[Stored items]

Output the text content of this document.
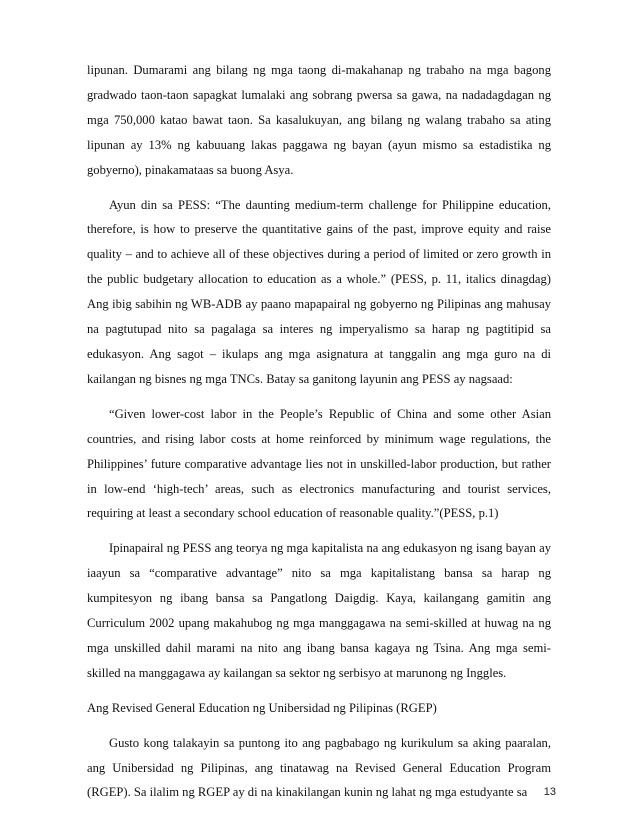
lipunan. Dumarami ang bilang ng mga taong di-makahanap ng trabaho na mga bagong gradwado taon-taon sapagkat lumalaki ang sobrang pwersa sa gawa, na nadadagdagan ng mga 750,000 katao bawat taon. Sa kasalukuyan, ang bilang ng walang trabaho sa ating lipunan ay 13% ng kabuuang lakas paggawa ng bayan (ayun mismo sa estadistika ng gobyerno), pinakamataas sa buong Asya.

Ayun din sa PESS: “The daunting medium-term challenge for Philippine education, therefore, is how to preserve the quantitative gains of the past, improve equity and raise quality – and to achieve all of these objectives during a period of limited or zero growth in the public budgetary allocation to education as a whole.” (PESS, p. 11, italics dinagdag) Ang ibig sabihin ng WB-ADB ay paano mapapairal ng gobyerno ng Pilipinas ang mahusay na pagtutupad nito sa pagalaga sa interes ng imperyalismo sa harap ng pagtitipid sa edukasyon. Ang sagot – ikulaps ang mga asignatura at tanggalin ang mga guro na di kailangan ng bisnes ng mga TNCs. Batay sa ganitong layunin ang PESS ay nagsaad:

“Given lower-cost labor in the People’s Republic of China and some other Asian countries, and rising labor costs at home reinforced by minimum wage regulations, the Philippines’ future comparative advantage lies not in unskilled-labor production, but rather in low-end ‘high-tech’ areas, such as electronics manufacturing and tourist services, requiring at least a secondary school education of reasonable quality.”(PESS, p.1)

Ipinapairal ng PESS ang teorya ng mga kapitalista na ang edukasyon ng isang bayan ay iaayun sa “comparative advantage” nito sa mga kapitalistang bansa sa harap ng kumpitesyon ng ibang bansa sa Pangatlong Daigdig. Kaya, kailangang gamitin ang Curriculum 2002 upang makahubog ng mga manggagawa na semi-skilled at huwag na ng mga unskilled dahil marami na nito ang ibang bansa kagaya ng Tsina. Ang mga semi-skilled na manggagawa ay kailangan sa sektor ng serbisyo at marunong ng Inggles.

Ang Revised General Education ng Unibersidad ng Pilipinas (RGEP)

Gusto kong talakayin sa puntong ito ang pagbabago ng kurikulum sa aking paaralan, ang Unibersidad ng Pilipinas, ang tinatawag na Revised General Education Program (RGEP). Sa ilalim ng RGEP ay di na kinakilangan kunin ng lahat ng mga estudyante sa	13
...
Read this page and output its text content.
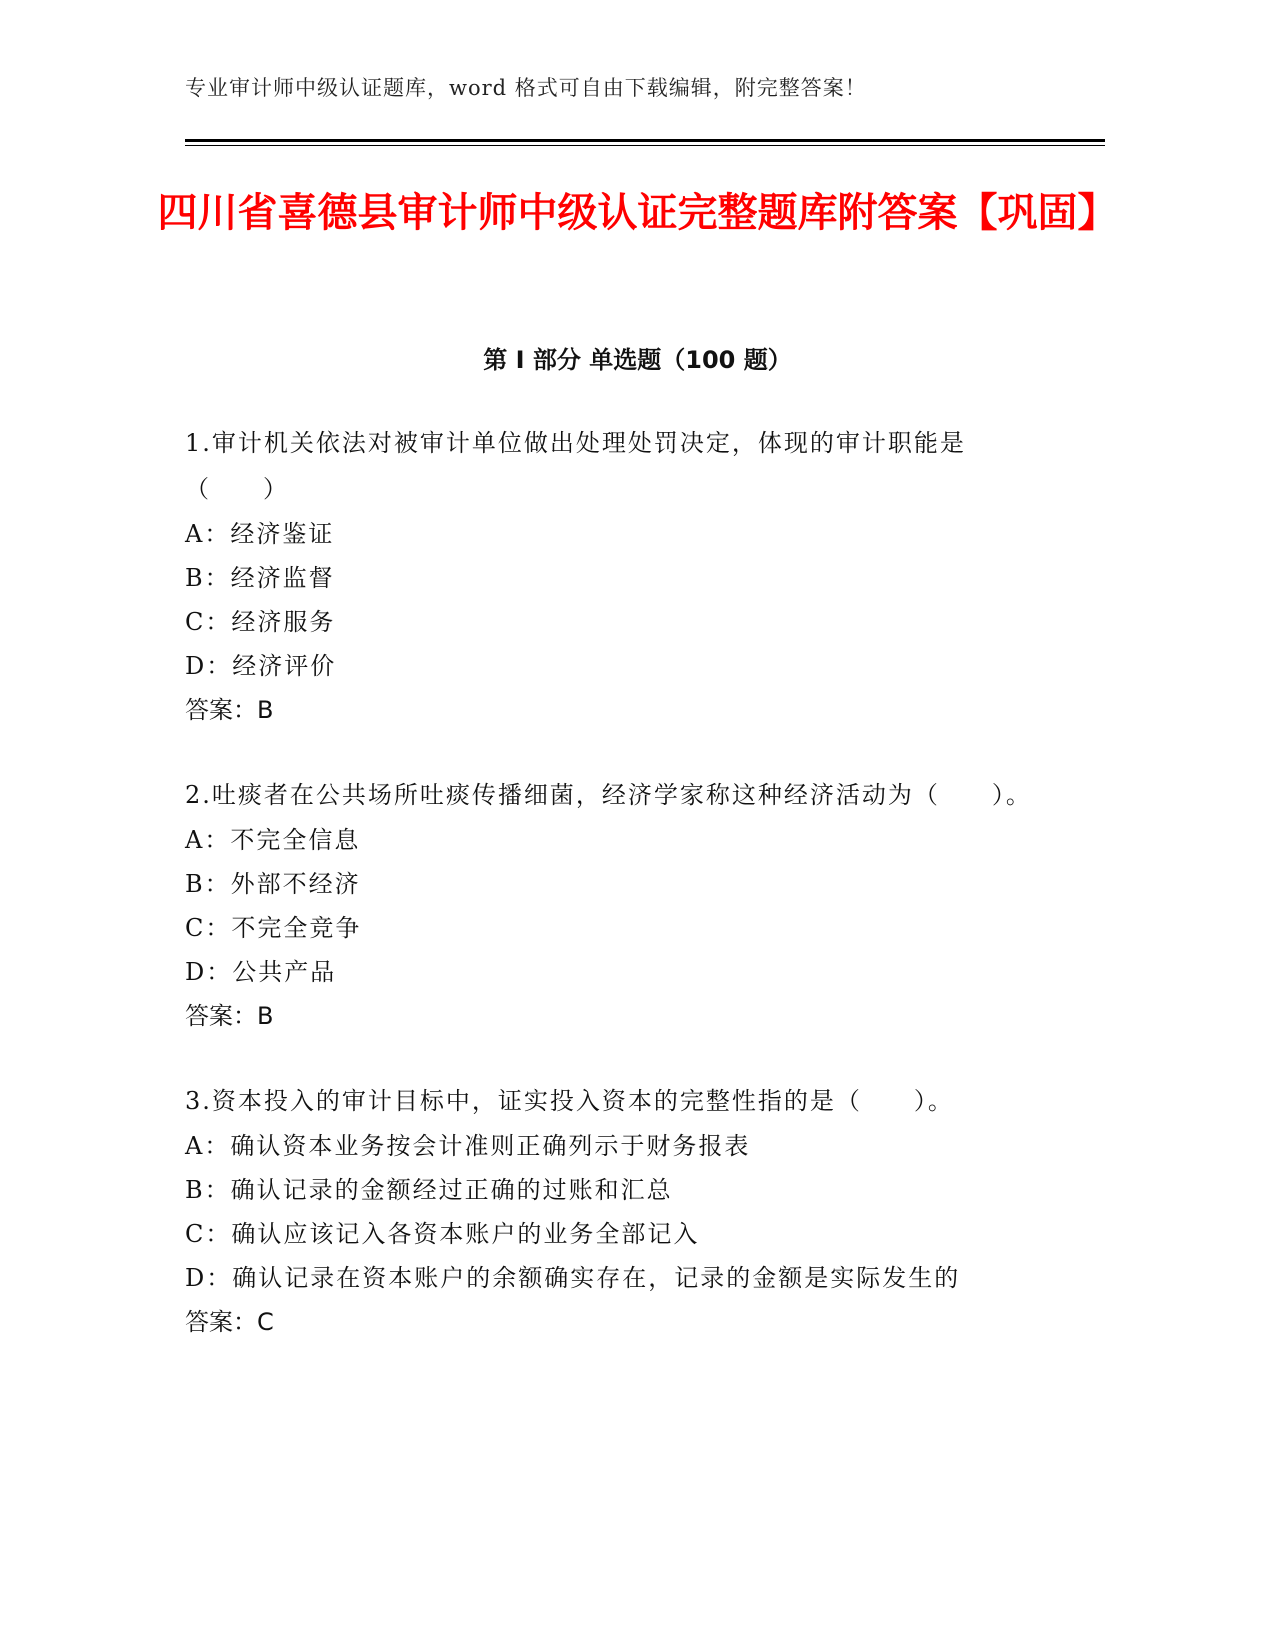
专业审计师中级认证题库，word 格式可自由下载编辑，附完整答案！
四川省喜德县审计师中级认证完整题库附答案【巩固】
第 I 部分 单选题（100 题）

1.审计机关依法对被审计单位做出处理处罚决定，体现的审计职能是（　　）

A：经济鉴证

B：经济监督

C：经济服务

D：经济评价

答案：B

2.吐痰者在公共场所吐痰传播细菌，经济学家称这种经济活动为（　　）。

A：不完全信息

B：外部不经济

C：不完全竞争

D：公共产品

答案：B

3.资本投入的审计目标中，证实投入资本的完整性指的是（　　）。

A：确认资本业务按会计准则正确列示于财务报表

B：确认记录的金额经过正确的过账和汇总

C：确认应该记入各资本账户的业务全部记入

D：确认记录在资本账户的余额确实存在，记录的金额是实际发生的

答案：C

• **What you have to do**
Show the lines where the word "General" appears in the entries.

• **Answer to the problem**
Ang Revised General Education ng Unibersidad ng Pilipinas (RGEP)
Gusto kong talakayin sa puntong ito ang pagbabago ng kurikulum sa aking paaralan, ang Unibersidad ng Pilipinas, ang tinatawag na Revised General Education Program (RGEP). Sa ilalim ng RGEP ay di na kinakilangan kunin ng lahat ng mga estudyante sa	13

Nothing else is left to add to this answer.